**Work to do**
Among the lines below, list those containing the string "Structure".

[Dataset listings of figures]
※ ※ ※

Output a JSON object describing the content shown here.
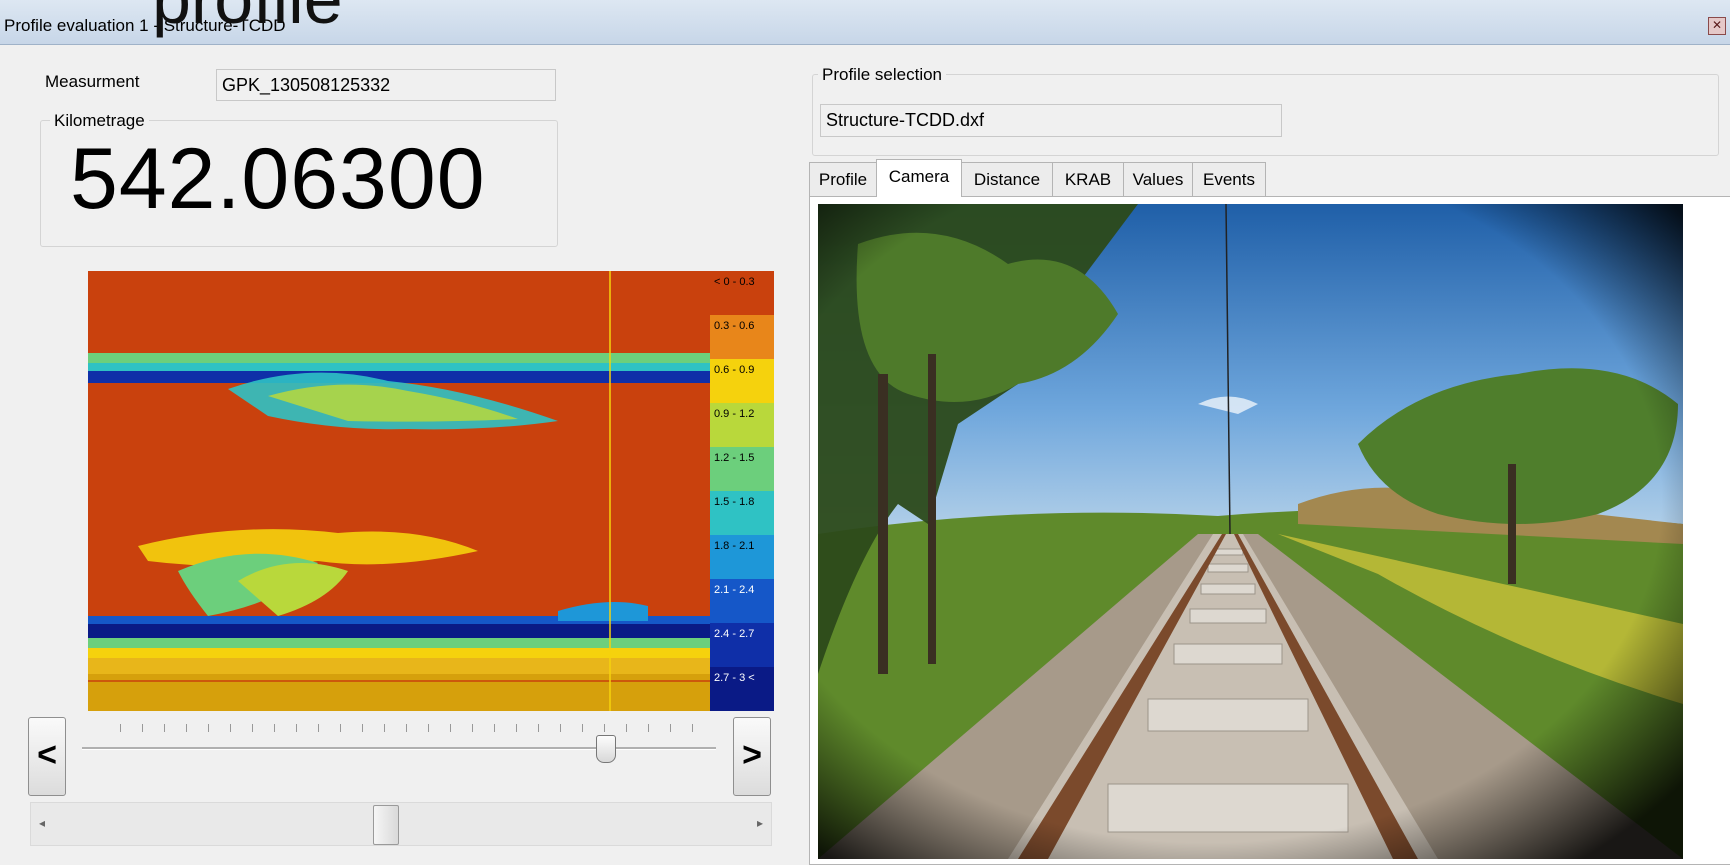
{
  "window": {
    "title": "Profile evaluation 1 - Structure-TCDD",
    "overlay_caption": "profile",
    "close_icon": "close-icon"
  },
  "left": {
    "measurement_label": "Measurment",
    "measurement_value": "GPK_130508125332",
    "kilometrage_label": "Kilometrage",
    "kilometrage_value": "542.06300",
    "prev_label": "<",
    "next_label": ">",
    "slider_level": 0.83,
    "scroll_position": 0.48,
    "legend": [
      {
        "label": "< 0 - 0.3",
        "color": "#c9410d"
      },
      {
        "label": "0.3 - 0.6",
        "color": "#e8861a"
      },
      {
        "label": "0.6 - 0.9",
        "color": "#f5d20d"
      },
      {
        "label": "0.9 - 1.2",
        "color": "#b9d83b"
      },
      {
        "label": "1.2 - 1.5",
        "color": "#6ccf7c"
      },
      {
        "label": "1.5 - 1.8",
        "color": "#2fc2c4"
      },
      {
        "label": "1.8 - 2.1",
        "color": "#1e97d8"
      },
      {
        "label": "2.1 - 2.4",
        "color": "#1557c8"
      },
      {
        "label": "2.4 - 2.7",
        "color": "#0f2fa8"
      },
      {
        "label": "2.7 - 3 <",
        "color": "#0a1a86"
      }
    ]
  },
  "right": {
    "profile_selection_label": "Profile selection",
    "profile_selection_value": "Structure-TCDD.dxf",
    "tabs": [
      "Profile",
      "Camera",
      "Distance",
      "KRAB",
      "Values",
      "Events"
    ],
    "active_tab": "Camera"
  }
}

※ ※ ※

**The response**
    "title": "Profile evaluation 1 - Structure-TCDD",
    "profile_selection_value": "Structure-TCDD.dxf",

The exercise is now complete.